* Provided records:
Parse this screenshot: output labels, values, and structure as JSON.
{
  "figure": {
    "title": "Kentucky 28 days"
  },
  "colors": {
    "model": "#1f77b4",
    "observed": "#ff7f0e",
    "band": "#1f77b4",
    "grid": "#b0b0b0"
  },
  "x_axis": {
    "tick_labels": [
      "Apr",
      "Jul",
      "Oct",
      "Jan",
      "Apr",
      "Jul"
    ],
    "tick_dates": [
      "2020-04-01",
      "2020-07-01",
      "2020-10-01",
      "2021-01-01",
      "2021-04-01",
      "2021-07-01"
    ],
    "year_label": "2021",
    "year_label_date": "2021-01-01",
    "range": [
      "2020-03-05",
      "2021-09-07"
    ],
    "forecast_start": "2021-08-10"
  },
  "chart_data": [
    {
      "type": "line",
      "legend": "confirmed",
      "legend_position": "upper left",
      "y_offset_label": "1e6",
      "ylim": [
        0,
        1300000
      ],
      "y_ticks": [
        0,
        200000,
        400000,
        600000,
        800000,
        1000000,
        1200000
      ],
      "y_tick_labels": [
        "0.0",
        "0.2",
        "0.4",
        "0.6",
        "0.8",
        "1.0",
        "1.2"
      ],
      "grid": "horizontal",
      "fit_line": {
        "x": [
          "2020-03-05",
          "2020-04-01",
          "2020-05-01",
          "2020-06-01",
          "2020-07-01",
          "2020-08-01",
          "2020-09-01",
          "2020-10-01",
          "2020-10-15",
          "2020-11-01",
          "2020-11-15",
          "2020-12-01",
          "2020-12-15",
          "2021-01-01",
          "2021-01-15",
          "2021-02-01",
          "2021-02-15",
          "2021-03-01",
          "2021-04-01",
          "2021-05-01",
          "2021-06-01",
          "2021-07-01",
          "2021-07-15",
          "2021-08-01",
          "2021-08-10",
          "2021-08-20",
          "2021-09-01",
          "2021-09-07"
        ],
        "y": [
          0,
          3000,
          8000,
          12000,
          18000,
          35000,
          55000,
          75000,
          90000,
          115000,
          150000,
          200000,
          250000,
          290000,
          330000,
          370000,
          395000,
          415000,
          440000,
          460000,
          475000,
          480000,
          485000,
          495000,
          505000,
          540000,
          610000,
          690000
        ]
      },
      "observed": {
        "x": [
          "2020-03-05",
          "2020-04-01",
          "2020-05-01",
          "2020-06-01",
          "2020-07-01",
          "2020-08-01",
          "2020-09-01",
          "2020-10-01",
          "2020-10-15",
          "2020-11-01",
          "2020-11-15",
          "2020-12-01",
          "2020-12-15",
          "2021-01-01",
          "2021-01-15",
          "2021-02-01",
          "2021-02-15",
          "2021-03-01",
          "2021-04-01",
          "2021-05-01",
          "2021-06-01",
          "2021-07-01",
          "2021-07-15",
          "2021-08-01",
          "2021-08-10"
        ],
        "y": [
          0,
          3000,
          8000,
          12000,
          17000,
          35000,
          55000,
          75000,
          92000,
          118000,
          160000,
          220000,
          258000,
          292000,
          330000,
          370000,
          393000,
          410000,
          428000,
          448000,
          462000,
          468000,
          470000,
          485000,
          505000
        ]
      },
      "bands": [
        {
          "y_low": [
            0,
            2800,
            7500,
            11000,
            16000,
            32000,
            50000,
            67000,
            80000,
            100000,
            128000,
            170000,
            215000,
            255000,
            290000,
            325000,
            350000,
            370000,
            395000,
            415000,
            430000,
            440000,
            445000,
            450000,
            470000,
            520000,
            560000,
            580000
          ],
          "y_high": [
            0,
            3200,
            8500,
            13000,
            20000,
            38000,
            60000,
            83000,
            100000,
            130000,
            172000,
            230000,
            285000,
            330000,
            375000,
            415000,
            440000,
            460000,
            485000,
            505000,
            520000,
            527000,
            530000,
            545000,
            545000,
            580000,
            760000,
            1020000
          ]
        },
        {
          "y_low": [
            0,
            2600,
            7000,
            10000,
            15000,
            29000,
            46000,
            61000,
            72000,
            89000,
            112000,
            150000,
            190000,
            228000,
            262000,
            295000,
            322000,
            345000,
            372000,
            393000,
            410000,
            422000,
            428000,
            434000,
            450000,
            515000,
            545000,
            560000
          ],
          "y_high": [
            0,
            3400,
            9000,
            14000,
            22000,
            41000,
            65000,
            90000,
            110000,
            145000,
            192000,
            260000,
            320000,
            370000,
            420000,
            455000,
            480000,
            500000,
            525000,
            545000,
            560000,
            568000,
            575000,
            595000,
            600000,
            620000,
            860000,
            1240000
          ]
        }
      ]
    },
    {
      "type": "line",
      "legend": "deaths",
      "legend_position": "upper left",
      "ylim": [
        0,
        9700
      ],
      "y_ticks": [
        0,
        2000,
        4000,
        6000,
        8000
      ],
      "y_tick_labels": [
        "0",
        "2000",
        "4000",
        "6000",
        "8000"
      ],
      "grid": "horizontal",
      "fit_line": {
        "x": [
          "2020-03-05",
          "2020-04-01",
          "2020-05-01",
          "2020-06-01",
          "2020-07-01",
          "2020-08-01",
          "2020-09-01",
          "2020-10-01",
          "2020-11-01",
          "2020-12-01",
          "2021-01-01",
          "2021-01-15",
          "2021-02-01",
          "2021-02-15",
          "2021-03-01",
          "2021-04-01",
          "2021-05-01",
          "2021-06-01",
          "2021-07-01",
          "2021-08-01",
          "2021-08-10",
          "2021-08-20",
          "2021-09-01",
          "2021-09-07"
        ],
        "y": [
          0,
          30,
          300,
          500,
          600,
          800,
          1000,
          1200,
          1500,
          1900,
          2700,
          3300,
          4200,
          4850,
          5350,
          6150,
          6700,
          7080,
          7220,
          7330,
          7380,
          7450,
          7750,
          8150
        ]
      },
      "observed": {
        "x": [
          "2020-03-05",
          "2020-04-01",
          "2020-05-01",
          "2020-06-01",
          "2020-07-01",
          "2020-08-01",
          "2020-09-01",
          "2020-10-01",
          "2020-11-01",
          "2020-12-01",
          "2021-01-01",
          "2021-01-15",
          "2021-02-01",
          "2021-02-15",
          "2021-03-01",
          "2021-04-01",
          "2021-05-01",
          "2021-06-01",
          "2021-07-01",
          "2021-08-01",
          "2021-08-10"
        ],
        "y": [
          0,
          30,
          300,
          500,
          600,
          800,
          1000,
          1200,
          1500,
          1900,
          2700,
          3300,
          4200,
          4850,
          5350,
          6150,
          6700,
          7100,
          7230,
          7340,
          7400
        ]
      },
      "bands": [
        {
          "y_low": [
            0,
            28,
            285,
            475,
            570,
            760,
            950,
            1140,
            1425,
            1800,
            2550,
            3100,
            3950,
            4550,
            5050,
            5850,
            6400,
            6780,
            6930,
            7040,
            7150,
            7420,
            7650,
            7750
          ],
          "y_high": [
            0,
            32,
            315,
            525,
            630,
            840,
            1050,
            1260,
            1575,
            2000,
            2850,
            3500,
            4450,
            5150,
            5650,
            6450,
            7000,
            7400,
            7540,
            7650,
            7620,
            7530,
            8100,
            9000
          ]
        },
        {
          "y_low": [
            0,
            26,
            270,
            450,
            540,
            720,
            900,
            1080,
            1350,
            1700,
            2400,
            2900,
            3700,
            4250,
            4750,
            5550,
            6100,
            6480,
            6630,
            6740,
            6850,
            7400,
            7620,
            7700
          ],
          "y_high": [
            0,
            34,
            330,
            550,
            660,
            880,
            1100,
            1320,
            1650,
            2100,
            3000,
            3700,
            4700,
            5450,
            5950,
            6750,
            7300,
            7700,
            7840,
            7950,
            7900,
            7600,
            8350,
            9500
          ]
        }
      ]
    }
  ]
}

* Problem to work on: Each record must be repeated exactly as it is.

* Answer to this exercise:
Parse this screenshot: output labels, values, and structure as JSON.
{
  "figure": {
    "title": "Kentucky 28 days"
  },
  "colors": {
    "model": "#1f77b4",
    "observed": "#ff7f0e",
    "band": "#1f77b4",
    "grid": "#b0b0b0"
  },
  "x_axis": {
    "tick_labels": [
      "Apr",
      "Jul",
      "Oct",
      "Jan",
      "Apr",
      "Jul"
    ],
    "tick_dates": [
      "2020-04-01",
      "2020-07-01",
      "2020-10-01",
      "2021-01-01",
      "2021-04-01",
      "2021-07-01"
    ],
    "year_label": "2021",
    "year_label_date": "2021-01-01",
    "range": [
      "2020-03-05",
      "2021-09-07"
    ],
    "forecast_start": "2021-08-10"
  },
  "chart_data": [
    {
      "type": "line",
      "legend": "confirmed",
      "legend_position": "upper left",
      "y_offset_label": "1e6",
      "ylim": [
        0,
        1300000
      ],
      "y_ticks": [
        0,
        200000,
        400000,
        600000,
        800000,
        1000000,
        1200000
      ],
      "y_tick_labels": [
        "0.0",
        "0.2",
        "0.4",
        "0.6",
        "0.8",
        "1.0",
        "1.2"
      ],
      "grid": "horizontal",
      "fit_line": {
        "x": [
          "2020-03-05",
          "2020-04-01",
          "2020-05-01",
          "2020-06-01",
          "2020-07-01",
          "2020-08-01",
          "2020-09-01",
          "2020-10-01",
          "2020-10-15",
          "2020-11-01",
          "2020-11-15",
          "2020-12-01",
          "2020-12-15",
          "2021-01-01",
          "2021-01-15",
          "2021-02-01",
          "2021-02-15",
          "2021-03-01",
          "2021-04-01",
          "2021-05-01",
          "2021-06-01",
          "2021-07-01",
          "2021-07-15",
          "2021-08-01",
          "2021-08-10",
          "2021-08-20",
          "2021-09-01",
          "2021-09-07"
        ],
        "y": [
          0,
          3000,
          8000,
          12000,
          18000,
          35000,
          55000,
          75000,
          90000,
          115000,
          150000,
          200000,
          250000,
          290000,
          330000,
          370000,
          395000,
          415000,
          440000,
          460000,
          475000,
          480000,
          485000,
          495000,
          505000,
          540000,
          610000,
          690000
        ]
      },
      "observed": {
        "x": [
          "2020-03-05",
          "2020-04-01",
          "2020-05-01",
          "2020-06-01",
          "2020-07-01",
          "2020-08-01",
          "2020-09-01",
          "2020-10-01",
          "2020-10-15",
          "2020-11-01",
          "2020-11-15",
          "2020-12-01",
          "2020-12-15",
          "2021-01-01",
          "2021-01-15",
          "2021-02-01",
          "2021-02-15",
          "2021-03-01",
          "2021-04-01",
          "2021-05-01",
          "2021-06-01",
          "2021-07-01",
          "2021-07-15",
          "2021-08-01",
          "2021-08-10"
        ],
        "y": [
          0,
          3000,
          8000,
          12000,
          17000,
          35000,
          55000,
          75000,
          92000,
          118000,
          160000,
          220000,
          258000,
          292000,
          330000,
          370000,
          393000,
          410000,
          428000,
          448000,
          462000,
          468000,
          470000,
          485000,
          505000
        ]
      },
      "bands": [
        {
          "y_low": [
            0,
            2800,
            7500,
            11000,
            16000,
            32000,
            50000,
            67000,
            80000,
            100000,
            128000,
            170000,
            215000,
            255000,
            290000,
            325000,
            350000,
            370000,
            395000,
            415000,
            430000,
            440000,
            445000,
            450000,
            470000,
            520000,
            560000,
            580000
          ],
          "y_high": [
            0,
            3200,
            8500,
            13000,
            20000,
            38000,
            60000,
            83000,
            100000,
            130000,
            172000,
            230000,
            285000,
            330000,
            375000,
            415000,
            440000,
            460000,
            485000,
            505000,
            520000,
            527000,
            530000,
            545000,
            545000,
            580000,
            760000,
            1020000
          ]
        },
        {
          "y_low": [
            0,
            2600,
            7000,
            10000,
            15000,
            29000,
            46000,
            61000,
            72000,
            89000,
            112000,
            150000,
            190000,
            228000,
            262000,
            295000,
            322000,
            345000,
            372000,
            393000,
            410000,
            422000,
            428000,
            434000,
            450000,
            515000,
            545000,
            560000
          ],
          "y_high": [
            0,
            3400,
            9000,
            14000,
            22000,
            41000,
            65000,
            90000,
            110000,
            145000,
            192000,
            260000,
            320000,
            370000,
            420000,
            455000,
            480000,
            500000,
            525000,
            545000,
            560000,
            568000,
            575000,
            595000,
            600000,
            620000,
            860000,
            1240000
          ]
        }
      ]
    },
    {
      "type": "line",
      "legend": "deaths",
      "legend_position": "upper left",
      "ylim": [
        0,
        9700
      ],
      "y_ticks": [
        0,
        2000,
        4000,
        6000,
        8000
      ],
      "y_tick_labels": [
        "0",
        "2000",
        "4000",
        "6000",
        "8000"
      ],
      "grid": "horizontal",
      "fit_line": {
        "x": [
          "2020-03-05",
          "2020-04-01",
          "2020-05-01",
          "2020-06-01",
          "2020-07-01",
          "2020-08-01",
          "2020-09-01",
          "2020-10-01",
          "2020-11-01",
          "2020-12-01",
          "2021-01-01",
          "2021-01-15",
          "2021-02-01",
          "2021-02-15",
          "2021-03-01",
          "2021-04-01",
          "2021-05-01",
          "2021-06-01",
          "2021-07-01",
          "2021-08-01",
          "2021-08-10",
          "2021-08-20",
          "2021-09-01",
          "2021-09-07"
        ],
        "y": [
          0,
          30,
          300,
          500,
          600,
          800,
          1000,
          1200,
          1500,
          1900,
          2700,
          3300,
          4200,
          4850,
          5350,
          6150,
          6700,
          7080,
          7220,
          7330,
          7380,
          7450,
          7750,
          8150
        ]
      },
      "observed": {
        "x": [
          "2020-03-05",
          "2020-04-01",
          "2020-05-01",
          "2020-06-01",
          "2020-07-01",
          "2020-08-01",
          "2020-09-01",
          "2020-10-01",
          "2020-11-01",
          "2020-12-01",
          "2021-01-01",
          "2021-01-15",
          "2021-02-01",
          "2021-02-15",
          "2021-03-01",
          "2021-04-01",
          "2021-05-01",
          "2021-06-01",
          "2021-07-01",
          "2021-08-01",
          "2021-08-10"
        ],
        "y": [
          0,
          30,
          300,
          500,
          600,
          800,
          1000,
          1200,
          1500,
          1900,
          2700,
          3300,
          4200,
          4850,
          5350,
          6150,
          6700,
          7100,
          7230,
          7340,
          7400
        ]
      },
      "bands": [
        {
          "y_low": [
            0,
            28,
            285,
            475,
            570,
            760,
            950,
            1140,
            1425,
            1800,
            2550,
            3100,
            3950,
            4550,
            5050,
            5850,
            6400,
            6780,
            6930,
            7040,
            7150,
            7420,
            7650,
            7750
          ],
          "y_high": [
            0,
            32,
            315,
            525,
            630,
            840,
            1050,
            1260,
            1575,
            2000,
            2850,
            3500,
            4450,
            5150,
            5650,
            6450,
            7000,
            7400,
            7540,
            7650,
            7620,
            7530,
            8100,
            9000
          ]
        },
        {
          "y_low": [
            0,
            26,
            270,
            450,
            540,
            720,
            900,
            1080,
            1350,
            1700,
            2400,
            2900,
            3700,
            4250,
            4750,
            5550,
            6100,
            6480,
            6630,
            6740,
            6850,
            7400,
            7620,
            7700
          ],
          "y_high": [
            0,
            34,
            330,
            550,
            660,
            880,
            1100,
            1320,
            1650,
            2100,
            3000,
            3700,
            4700,
            5450,
            5950,
            6750,
            7300,
            7700,
            7840,
            7950,
            7900,
            7600,
            8350,
            9500
          ]
        }
      ]
    }
  ]
}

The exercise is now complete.